REQUIRED WORK
Repeat the listing in full. Nothing may be added or left out.

◇ ◇ ◇

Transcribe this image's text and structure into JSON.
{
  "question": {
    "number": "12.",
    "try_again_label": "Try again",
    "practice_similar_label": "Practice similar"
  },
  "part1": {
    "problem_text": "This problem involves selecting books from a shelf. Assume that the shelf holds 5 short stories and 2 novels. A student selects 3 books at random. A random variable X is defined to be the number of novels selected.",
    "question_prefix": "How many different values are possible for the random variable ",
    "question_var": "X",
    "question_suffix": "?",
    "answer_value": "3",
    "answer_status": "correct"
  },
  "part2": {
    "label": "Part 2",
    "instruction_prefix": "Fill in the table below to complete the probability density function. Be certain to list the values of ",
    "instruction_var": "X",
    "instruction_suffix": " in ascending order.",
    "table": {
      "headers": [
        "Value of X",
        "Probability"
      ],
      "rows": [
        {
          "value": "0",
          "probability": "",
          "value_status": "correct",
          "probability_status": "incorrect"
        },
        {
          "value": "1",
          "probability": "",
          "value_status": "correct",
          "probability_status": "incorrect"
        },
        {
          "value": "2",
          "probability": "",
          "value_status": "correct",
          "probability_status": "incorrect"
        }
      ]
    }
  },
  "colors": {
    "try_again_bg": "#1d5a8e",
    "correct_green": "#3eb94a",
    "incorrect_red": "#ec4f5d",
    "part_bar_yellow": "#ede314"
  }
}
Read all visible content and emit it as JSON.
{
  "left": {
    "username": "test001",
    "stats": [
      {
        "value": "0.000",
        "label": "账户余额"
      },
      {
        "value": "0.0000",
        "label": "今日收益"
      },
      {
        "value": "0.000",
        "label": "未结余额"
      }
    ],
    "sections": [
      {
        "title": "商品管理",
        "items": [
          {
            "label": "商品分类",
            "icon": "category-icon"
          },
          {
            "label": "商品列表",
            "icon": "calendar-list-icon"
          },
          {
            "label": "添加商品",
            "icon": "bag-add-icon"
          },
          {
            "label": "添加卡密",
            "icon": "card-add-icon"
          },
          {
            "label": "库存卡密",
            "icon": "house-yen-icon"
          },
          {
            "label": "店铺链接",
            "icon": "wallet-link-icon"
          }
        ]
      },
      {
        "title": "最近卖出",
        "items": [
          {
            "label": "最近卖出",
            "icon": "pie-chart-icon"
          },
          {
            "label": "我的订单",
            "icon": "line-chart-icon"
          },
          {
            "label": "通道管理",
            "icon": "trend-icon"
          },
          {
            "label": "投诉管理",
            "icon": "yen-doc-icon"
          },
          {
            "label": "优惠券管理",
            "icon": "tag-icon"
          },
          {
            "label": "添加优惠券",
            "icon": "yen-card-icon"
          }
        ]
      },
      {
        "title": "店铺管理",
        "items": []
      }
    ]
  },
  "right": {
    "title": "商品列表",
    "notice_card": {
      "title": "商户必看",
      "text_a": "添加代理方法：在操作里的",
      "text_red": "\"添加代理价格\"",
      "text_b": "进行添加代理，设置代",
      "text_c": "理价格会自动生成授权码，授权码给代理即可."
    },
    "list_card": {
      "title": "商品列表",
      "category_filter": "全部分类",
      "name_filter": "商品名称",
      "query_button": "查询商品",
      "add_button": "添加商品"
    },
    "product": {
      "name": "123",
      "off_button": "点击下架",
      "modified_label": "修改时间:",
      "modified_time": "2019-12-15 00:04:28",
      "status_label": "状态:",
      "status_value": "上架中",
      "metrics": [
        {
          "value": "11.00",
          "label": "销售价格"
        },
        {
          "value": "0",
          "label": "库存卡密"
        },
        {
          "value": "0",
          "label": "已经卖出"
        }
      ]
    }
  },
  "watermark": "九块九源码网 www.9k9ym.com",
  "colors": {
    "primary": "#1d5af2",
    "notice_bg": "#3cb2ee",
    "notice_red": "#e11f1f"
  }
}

◇ ◇ ◇

TASK RESULT
Transcribe this image's text and structure into JSON.
{
  "question": {
    "number": "12.",
    "try_again_label": "Try again",
    "practice_similar_label": "Practice similar"
  },
  "part1": {
    "problem_text": "This problem involves selecting books from a shelf. Assume that the shelf holds 5 short stories and 2 novels. A student selects 3 books at random. A random variable X is defined to be the number of novels selected.",
    "question_prefix": "How many different values are possible for the random variable ",
    "question_var": "X",
    "question_suffix": "?",
    "answer_value": "3",
    "answer_status": "correct"
  },
  "part2": {
    "label": "Part 2",
    "instruction_prefix": "Fill in the table below to complete the probability density function. Be certain to list the values of ",
    "instruction_var": "X",
    "instruction_suffix": " in ascending order.",
    "table": {
      "headers": [
        "Value of X",
        "Probability"
      ],
      "rows": [
        {
          "value": "0",
          "probability": "",
          "value_status": "correct",
          "probability_status": "incorrect"
        },
        {
          "value": "1",
          "probability": "",
          "value_status": "correct",
          "probability_status": "incorrect"
        },
        {
          "value": "2",
          "probability": "",
          "value_status": "correct",
          "probability_status": "incorrect"
        }
      ]
    }
  },
  "colors": {
    "try_again_bg": "#1d5a8e",
    "correct_green": "#3eb94a",
    "incorrect_red": "#ec4f5d",
    "part_bar_yellow": "#ede314"
  }
}
Read all visible content and emit it as JSON.
{
  "left": {
    "username": "test001",
    "stats": [
      {
        "value": "0.000",
        "label": "账户余额"
      },
      {
        "value": "0.0000",
        "label": "今日收益"
      },
      {
        "value": "0.000",
        "label": "未结余额"
      }
    ],
    "sections": [
      {
        "title": "商品管理",
        "items": [
          {
            "label": "商品分类",
            "icon": "category-icon"
          },
          {
            "label": "商品列表",
            "icon": "calendar-list-icon"
          },
          {
            "label": "添加商品",
            "icon": "bag-add-icon"
          },
          {
            "label": "添加卡密",
            "icon": "card-add-icon"
          },
          {
            "label": "库存卡密",
            "icon": "house-yen-icon"
          },
          {
            "label": "店铺链接",
            "icon": "wallet-link-icon"
          }
        ]
      },
      {
        "title": "最近卖出",
        "items": [
          {
            "label": "最近卖出",
            "icon": "pie-chart-icon"
          },
          {
            "label": "我的订单",
            "icon": "line-chart-icon"
          },
          {
            "label": "通道管理",
            "icon": "trend-icon"
          },
          {
            "label": "投诉管理",
            "icon": "yen-doc-icon"
          },
          {
            "label": "优惠券管理",
            "icon": "tag-icon"
          },
          {
            "label": "添加优惠券",
            "icon": "yen-card-icon"
          }
        ]
      },
      {
        "title": "店铺管理",
        "items": []
      }
    ]
  },
  "right": {
    "title": "商品列表",
    "notice_card": {
      "title": "商户必看",
      "text_a": "添加代理方法：在操作里的",
      "text_red": "\"添加代理价格\"",
      "text_b": "进行添加代理，设置代",
      "text_c": "理价格会自动生成授权码，授权码给代理即可."
    },
    "list_card": {
      "title": "商品列表",
      "category_filter": "全部分类",
      "name_filter": "商品名称",
      "query_button": "查询商品",
      "add_button": "添加商品"
    },
    "product": {
      "name": "123",
      "off_button": "点击下架",
      "modified_label": "修改时间:",
      "modified_time": "2019-12-15 00:04:28",
      "status_label": "状态:",
      "status_value": "上架中",
      "metrics": [
        {
          "value": "11.00",
          "label": "销售价格"
        },
        {
          "value": "0",
          "label": "库存卡密"
        },
        {
          "value": "0",
          "label": "已经卖出"
        }
      ]
    }
  },
  "watermark": "九块九源码网 www.9k9ym.com",
  "colors": {
    "primary": "#1d5af2",
    "notice_bg": "#3cb2ee",
    "notice_red": "#e11f1f"
  }
}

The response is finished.